#### [Written request]
Copy the items word for word, from the first line up to and including the line containing "y-tick-label: -30 [1395, 814, 1454, 863]".
┄┄┄┄┄┄
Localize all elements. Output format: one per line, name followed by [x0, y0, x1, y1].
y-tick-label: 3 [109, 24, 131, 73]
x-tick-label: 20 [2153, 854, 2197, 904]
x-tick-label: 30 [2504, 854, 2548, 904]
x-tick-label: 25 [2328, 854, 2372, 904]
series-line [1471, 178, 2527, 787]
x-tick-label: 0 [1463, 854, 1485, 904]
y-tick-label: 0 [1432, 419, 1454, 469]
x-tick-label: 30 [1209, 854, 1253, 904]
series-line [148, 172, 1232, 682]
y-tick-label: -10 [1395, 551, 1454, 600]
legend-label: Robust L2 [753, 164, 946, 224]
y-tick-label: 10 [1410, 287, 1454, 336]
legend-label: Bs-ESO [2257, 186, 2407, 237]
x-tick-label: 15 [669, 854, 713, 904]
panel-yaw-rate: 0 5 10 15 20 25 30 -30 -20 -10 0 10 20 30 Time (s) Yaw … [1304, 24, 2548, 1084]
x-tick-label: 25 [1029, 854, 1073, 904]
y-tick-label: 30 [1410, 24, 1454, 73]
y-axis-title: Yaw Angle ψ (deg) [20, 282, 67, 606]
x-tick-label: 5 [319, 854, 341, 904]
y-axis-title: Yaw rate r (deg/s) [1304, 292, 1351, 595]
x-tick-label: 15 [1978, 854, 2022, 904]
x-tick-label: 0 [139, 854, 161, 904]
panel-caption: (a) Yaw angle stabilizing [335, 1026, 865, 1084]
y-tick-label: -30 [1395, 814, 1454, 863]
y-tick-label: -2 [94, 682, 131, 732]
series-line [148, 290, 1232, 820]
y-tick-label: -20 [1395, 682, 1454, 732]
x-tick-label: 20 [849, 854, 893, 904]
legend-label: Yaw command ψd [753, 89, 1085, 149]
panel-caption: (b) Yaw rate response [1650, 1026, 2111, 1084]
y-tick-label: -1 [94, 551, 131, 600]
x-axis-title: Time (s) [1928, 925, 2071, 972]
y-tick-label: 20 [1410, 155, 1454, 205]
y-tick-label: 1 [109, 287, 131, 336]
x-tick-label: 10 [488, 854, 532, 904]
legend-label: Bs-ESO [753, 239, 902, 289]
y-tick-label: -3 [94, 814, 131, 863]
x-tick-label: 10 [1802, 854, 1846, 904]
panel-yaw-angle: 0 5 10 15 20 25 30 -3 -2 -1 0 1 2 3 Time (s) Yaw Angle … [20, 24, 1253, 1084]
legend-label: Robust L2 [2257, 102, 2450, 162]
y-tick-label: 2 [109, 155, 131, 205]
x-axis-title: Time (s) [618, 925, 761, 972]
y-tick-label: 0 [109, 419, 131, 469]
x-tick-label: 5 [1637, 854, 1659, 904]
┄┄┄┄┄┄
#### [Output of the exercise]
Localize all elements. Output format: one per line, name followed by [x0, y0, x1, y1].
y-tick-label: 3 [109, 24, 131, 73]
x-tick-label: 20 [2153, 854, 2197, 904]
x-tick-label: 30 [2504, 854, 2548, 904]
x-tick-label: 25 [2328, 854, 2372, 904]
series-line [1471, 178, 2527, 787]
x-tick-label: 0 [1463, 854, 1485, 904]
y-tick-label: 0 [1432, 419, 1454, 469]
x-tick-label: 30 [1209, 854, 1253, 904]
series-line [148, 172, 1232, 682]
y-tick-label: -10 [1395, 551, 1454, 600]
legend-label: Robust L2 [753, 164, 946, 224]
y-tick-label: 10 [1410, 287, 1454, 336]
legend-label: Bs-ESO [2257, 186, 2407, 237]
x-tick-label: 15 [669, 854, 713, 904]
panel-yaw-rate: 0 5 10 15 20 25 30 -30 -20 -10 0 10 20 30 Time (s) Yaw … [1304, 24, 2548, 1084]
x-tick-label: 25 [1029, 854, 1073, 904]
y-tick-label: 30 [1410, 24, 1454, 73]
y-axis-title: Yaw Angle ψ (deg) [20, 282, 67, 606]
x-tick-label: 5 [319, 854, 341, 904]
y-axis-title: Yaw rate r (deg/s) [1304, 292, 1351, 595]
x-tick-label: 15 [1978, 854, 2022, 904]
x-tick-label: 0 [139, 854, 161, 904]
panel-caption: (a) Yaw angle stabilizing [335, 1026, 865, 1084]
y-tick-label: -30 [1395, 814, 1454, 863]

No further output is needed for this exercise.